***** Provided material *****
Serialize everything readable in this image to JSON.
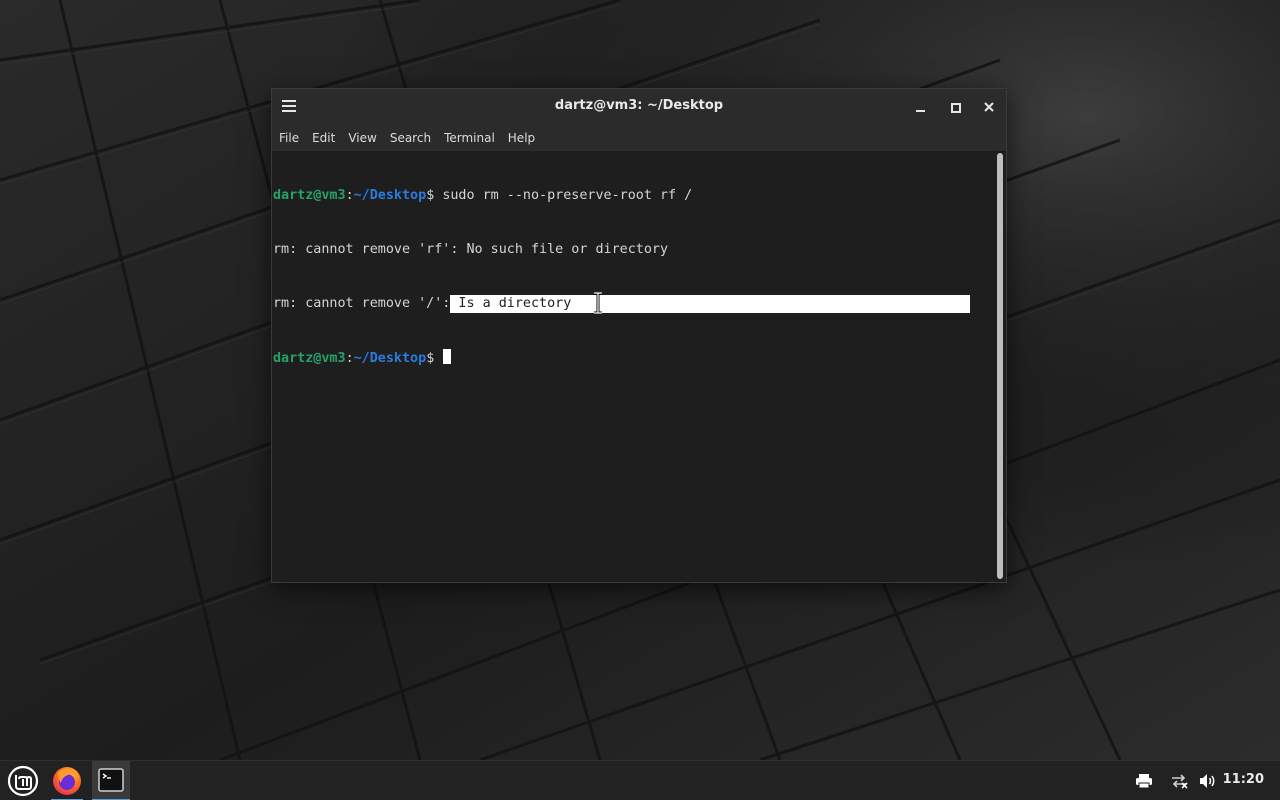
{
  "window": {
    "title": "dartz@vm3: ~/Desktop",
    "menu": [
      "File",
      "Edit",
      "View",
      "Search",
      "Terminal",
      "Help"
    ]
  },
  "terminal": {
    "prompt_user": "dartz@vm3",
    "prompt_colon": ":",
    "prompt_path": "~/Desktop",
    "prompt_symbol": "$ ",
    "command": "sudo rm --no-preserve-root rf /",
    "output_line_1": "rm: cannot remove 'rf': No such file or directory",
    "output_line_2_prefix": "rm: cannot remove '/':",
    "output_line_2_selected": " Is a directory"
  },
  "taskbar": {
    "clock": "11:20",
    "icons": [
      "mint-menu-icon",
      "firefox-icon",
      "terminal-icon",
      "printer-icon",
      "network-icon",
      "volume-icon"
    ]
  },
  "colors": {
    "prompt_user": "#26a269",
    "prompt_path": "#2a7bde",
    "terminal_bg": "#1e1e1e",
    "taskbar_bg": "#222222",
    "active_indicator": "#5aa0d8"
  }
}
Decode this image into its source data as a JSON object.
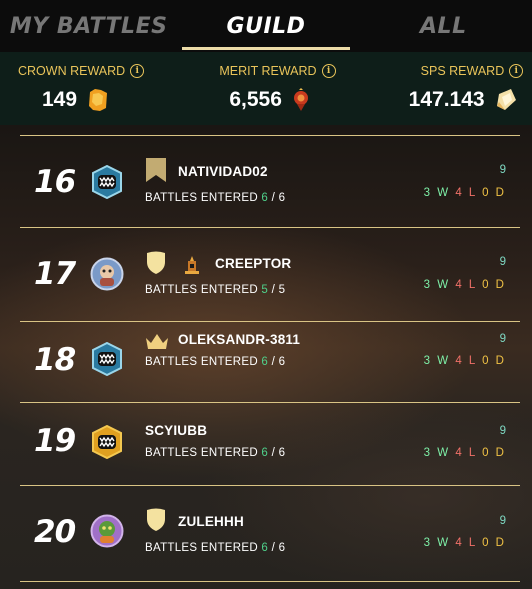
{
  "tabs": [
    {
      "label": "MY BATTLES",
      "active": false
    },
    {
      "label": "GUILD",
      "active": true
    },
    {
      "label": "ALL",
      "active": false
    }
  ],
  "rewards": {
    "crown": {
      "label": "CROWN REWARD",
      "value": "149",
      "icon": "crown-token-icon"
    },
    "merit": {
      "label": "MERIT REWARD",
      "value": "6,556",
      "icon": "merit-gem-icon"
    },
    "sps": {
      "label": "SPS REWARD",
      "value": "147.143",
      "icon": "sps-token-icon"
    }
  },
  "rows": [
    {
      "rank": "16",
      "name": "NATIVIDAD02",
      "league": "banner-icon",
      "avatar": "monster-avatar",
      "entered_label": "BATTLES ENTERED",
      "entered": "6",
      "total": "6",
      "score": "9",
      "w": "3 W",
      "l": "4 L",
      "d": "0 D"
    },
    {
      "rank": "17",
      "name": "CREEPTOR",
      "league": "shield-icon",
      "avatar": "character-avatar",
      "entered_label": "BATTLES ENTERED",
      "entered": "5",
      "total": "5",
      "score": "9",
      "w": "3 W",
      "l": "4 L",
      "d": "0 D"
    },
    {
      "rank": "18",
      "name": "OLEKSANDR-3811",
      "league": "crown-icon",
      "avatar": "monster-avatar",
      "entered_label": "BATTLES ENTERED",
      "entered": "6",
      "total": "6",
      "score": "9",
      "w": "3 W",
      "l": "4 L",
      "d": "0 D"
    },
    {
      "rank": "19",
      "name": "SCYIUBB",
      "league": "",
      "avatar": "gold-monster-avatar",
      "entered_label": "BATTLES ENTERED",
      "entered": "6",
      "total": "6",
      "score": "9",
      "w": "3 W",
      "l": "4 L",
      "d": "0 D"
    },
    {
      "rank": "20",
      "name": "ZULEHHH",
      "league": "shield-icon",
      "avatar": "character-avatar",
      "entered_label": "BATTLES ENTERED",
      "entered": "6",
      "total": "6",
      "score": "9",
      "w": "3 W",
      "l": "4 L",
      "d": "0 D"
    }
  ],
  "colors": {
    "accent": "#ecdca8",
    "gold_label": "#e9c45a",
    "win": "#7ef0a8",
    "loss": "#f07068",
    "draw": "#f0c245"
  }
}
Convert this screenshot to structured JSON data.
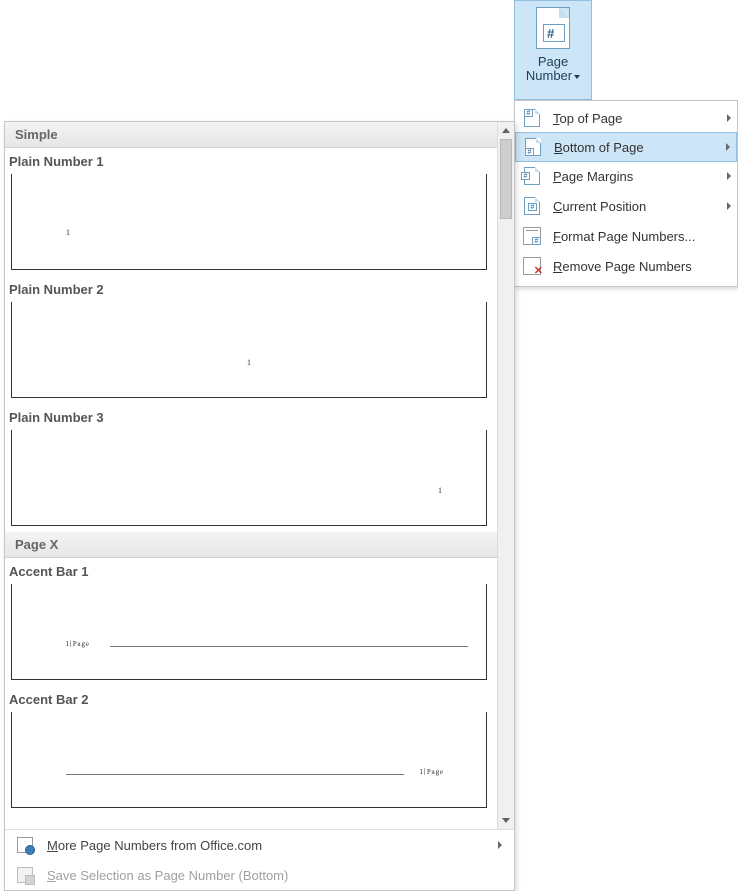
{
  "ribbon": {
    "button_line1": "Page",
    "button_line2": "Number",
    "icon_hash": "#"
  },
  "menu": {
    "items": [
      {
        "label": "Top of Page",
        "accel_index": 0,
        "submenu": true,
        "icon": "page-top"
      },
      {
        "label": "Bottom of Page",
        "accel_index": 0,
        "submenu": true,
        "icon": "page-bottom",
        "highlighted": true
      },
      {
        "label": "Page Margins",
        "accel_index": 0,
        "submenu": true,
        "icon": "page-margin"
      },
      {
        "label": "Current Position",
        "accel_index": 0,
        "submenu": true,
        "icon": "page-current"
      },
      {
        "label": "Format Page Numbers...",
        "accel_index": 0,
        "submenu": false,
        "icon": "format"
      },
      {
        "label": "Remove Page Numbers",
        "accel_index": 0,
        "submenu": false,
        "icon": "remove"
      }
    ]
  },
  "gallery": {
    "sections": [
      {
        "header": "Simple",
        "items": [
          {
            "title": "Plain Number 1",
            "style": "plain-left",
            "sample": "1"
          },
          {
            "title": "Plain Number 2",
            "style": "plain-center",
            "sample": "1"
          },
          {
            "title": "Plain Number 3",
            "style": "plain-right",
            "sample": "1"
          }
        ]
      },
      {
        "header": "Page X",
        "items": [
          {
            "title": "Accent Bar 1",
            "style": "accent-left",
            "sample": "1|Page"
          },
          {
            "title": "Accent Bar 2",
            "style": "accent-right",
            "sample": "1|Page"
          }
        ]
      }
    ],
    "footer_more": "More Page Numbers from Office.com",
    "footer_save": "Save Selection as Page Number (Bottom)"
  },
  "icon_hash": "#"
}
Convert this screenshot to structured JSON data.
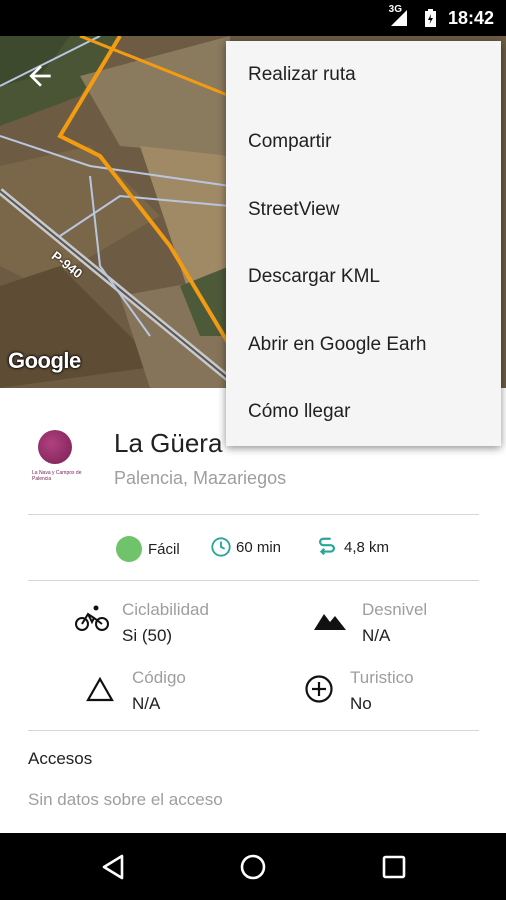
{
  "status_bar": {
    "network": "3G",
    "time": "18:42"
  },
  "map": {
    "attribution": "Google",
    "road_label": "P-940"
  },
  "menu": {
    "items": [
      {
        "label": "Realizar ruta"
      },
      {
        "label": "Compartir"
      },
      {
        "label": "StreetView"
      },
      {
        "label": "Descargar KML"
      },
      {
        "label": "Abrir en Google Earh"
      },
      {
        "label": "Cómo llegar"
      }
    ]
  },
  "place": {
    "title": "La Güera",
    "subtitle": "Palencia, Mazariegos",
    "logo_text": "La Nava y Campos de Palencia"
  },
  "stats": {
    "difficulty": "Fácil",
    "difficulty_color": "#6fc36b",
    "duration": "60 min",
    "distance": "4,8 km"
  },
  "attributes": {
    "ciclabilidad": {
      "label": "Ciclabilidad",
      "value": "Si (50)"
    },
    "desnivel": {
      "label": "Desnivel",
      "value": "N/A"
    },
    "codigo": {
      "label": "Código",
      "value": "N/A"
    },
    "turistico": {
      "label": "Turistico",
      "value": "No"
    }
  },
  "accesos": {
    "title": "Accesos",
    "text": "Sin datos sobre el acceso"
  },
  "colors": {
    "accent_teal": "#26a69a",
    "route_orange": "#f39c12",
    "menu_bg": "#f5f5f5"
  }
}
*****
All preceding records should be duplicated verbatim, images excepted.

■ Correct response:
Serialize everything readable in this image to JSON.
{
  "window": {
    "title": "dartz@vm3: ~/Desktop",
    "menu": [
      "File",
      "Edit",
      "View",
      "Search",
      "Terminal",
      "Help"
    ]
  },
  "terminal": {
    "prompt_user": "dartz@vm3",
    "prompt_colon": ":",
    "prompt_path": "~/Desktop",
    "prompt_symbol": "$ ",
    "command": "sudo rm --no-preserve-root rf /",
    "output_line_1": "rm: cannot remove 'rf': No such file or directory",
    "output_line_2_prefix": "rm: cannot remove '/':",
    "output_line_2_selected": " Is a directory"
  },
  "taskbar": {
    "clock": "11:20",
    "icons": [
      "mint-menu-icon",
      "firefox-icon",
      "terminal-icon",
      "printer-icon",
      "network-icon",
      "volume-icon"
    ]
  },
  "colors": {
    "prompt_user": "#26a269",
    "prompt_path": "#2a7bde",
    "terminal_bg": "#1e1e1e",
    "taskbar_bg": "#222222",
    "active_indicator": "#5aa0d8"
  }
}
Decode this image into its source data as a JSON object.
{
  "tabs": [
    {
      "label": "MY BATTLES",
      "active": false
    },
    {
      "label": "GUILD",
      "active": true
    },
    {
      "label": "ALL",
      "active": false
    }
  ],
  "rewards": {
    "crown": {
      "label": "CROWN REWARD",
      "value": "149",
      "icon": "crown-token-icon"
    },
    "merit": {
      "label": "MERIT REWARD",
      "value": "6,556",
      "icon": "merit-gem-icon"
    },
    "sps": {
      "label": "SPS REWARD",
      "value": "147.143",
      "icon": "sps-token-icon"
    }
  },
  "rows": [
    {
      "rank": "16",
      "name": "NATIVIDAD02",
      "league": "banner-icon",
      "avatar": "monster-avatar",
      "entered_label": "BATTLES ENTERED",
      "entered": "6",
      "total": "6",
      "score": "9",
      "w": "3 W",
      "l": "4 L",
      "d": "0 D"
    },
    {
      "rank": "17",
      "name": "CREEPTOR",
      "league": "shield-icon",
      "avatar": "character-avatar",
      "entered_label": "BATTLES ENTERED",
      "entered": "5",
      "total": "5",
      "score": "9",
      "w": "3 W",
      "l": "4 L",
      "d": "0 D"
    },
    {
      "rank": "18",
      "name": "OLEKSANDR-3811",
      "league": "crown-icon",
      "avatar": "monster-avatar",
      "entered_label": "BATTLES ENTERED",
      "entered": "6",
      "total": "6",
      "score": "9",
      "w": "3 W",
      "l": "4 L",
      "d": "0 D"
    },
    {
      "rank": "19",
      "name": "SCYIUBB",
      "league": "",
      "avatar": "gold-monster-avatar",
      "entered_label": "BATTLES ENTERED",
      "entered": "6",
      "total": "6",
      "score": "9",
      "w": "3 W",
      "l": "4 L",
      "d": "0 D"
    },
    {
      "rank": "20",
      "name": "ZULEHHH",
      "league": "shield-icon",
      "avatar": "character-avatar",
      "entered_label": "BATTLES ENTERED",
      "entered": "6",
      "total": "6",
      "score": "9",
      "w": "3 W",
      "l": "4 L",
      "d": "0 D"
    }
  ],
  "colors": {
    "accent": "#ecdca8",
    "gold_label": "#e9c45a",
    "win": "#7ef0a8",
    "loss": "#f07068",
    "draw": "#f0c245"
  }
}
Convert this screenshot to structured JSON data.
{
  "ribbon": {
    "button_line1": "Page",
    "button_line2": "Number",
    "icon_hash": "#"
  },
  "menu": {
    "items": [
      {
        "label": "Top of Page",
        "accel_index": 0,
        "submenu": true,
        "icon": "page-top"
      },
      {
        "label": "Bottom of Page",
        "accel_index": 0,
        "submenu": true,
        "icon": "page-bottom",
        "highlighted": true
      },
      {
        "label": "Page Margins",
        "accel_index": 0,
        "submenu": true,
        "icon": "page-margin"
      },
      {
        "label": "Current Position",
        "accel_index": 0,
        "submenu": true,
        "icon": "page-current"
      },
      {
        "label": "Format Page Numbers...",
        "accel_index": 0,
        "submenu": false,
        "icon": "format"
      },
      {
        "label": "Remove Page Numbers",
        "accel_index": 0,
        "submenu": false,
        "icon": "remove"
      }
    ]
  },
  "gallery": {
    "sections": [
      {
        "header": "Simple",
        "items": [
          {
            "title": "Plain Number 1",
            "style": "plain-left",
            "sample": "1"
          },
          {
            "title": "Plain Number 2",
            "style": "plain-center",
            "sample": "1"
          },
          {
            "title": "Plain Number 3",
            "style": "plain-right",
            "sample": "1"
          }
        ]
      },
      {
        "header": "Page X",
        "items": [
          {
            "title": "Accent Bar 1",
            "style": "accent-left",
            "sample": "1|Page"
          },
          {
            "title": "Accent Bar 2",
            "style": "accent-right",
            "sample": "1|Page"
          }
        ]
      }
    ],
    "footer_more": "More Page Numbers from Office.com",
    "footer_save": "Save Selection as Page Number (Bottom)"
  },
  "icon_hash": "#"
}
Convert this screenshot to structured JSON data.
{
  "status_bar": {
    "network": "3G",
    "time": "18:42"
  },
  "map": {
    "attribution": "Google",
    "road_label": "P-940"
  },
  "menu": {
    "items": [
      {
        "label": "Realizar ruta"
      },
      {
        "label": "Compartir"
      },
      {
        "label": "StreetView"
      },
      {
        "label": "Descargar KML"
      },
      {
        "label": "Abrir en Google Earh"
      },
      {
        "label": "Cómo llegar"
      }
    ]
  },
  "place": {
    "title": "La Güera",
    "subtitle": "Palencia, Mazariegos",
    "logo_text": "La Nava y Campos de Palencia"
  },
  "stats": {
    "difficulty": "Fácil",
    "difficulty_color": "#6fc36b",
    "duration": "60 min",
    "distance": "4,8 km"
  },
  "attributes": {
    "ciclabilidad": {
      "label": "Ciclabilidad",
      "value": "Si (50)"
    },
    "desnivel": {
      "label": "Desnivel",
      "value": "N/A"
    },
    "codigo": {
      "label": "Código",
      "value": "N/A"
    },
    "turistico": {
      "label": "Turistico",
      "value": "No"
    }
  },
  "accesos": {
    "title": "Accesos",
    "text": "Sin datos sobre el acceso"
  },
  "colors": {
    "accent_teal": "#26a69a",
    "route_orange": "#f39c12",
    "menu_bg": "#f5f5f5"
  }
}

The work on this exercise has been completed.